**Your instructions:**
Would you work out how many of the lines below hold "evacuate" and reply with nothing but the number?

**Extracted data:**
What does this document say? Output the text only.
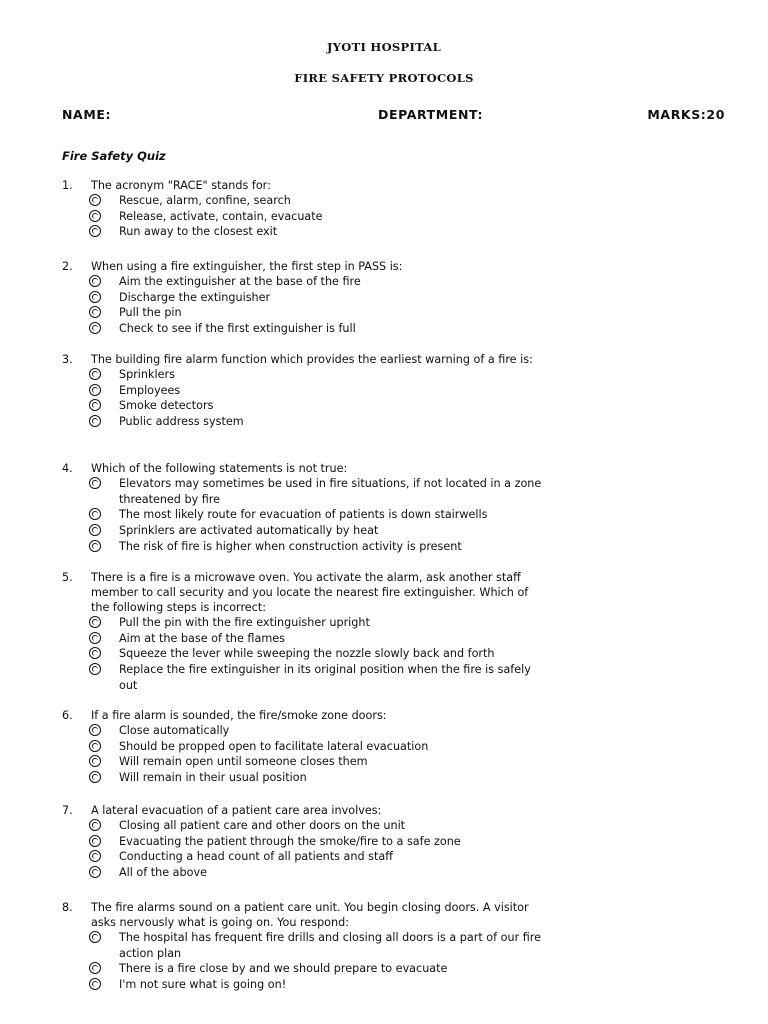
JYOTI HOSPITAL
FIRE SAFETY PROTOCOLS
NAME:	DEPARTMENT:	MARKS:20
Fire Safety Quiz
1.	The acronym "RACE" stands for:
Rescue, alarm, confine, search
Release, activate, contain, evacuate
Run away to the closest exit
2.	When using a fire extinguisher, the first step in PASS is:
Aim the extinguisher at the base of the fire
Discharge the extinguisher
Pull the pin
Check to see if the first extinguisher is full
3.	The building fire alarm function which provides the earliest warning of a fire is:
Sprinklers
Employees
Smoke detectors
Public address system
4.	Which of the following statements is not true:
Elevators may sometimes be used in fire situations, if not located in a zone threatened by fire
The most likely route for evacuation of patients is down stairwells
Sprinklers are activated automatically by heat
The risk of fire is higher when construction activity is present
5.	There is a fire is a microwave oven. You activate the alarm, ask another staff member to call security and you locate the nearest fire extinguisher. Which of the following steps is incorrect:
Pull the pin with the fire extinguisher upright
Aim at the base of the flames
Squeeze the lever while sweeping the nozzle slowly back and forth
Replace the fire extinguisher in its original position when the fire is safely out
6.	If a fire alarm is sounded, the fire/smoke zone doors:
Close automatically
Should be propped open to facilitate lateral evacuation
Will remain open until someone closes them
Will remain in their usual position
7.	A lateral evacuation of a patient care area involves:
Closing all patient care and other doors on the unit
Evacuating the patient through the smoke/fire to a safe zone
Conducting a head count of all patients and staff
All of the above
8.	The fire alarms sound on a patient care unit. You begin closing doors. A visitor asks nervously what is going on. You respond:
The hospital has frequent fire drills and closing all doors is a part of our fire action plan
There is a fire close by and we should prepare to evacuate
I'm not sure what is going on!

**Exercise output:**
2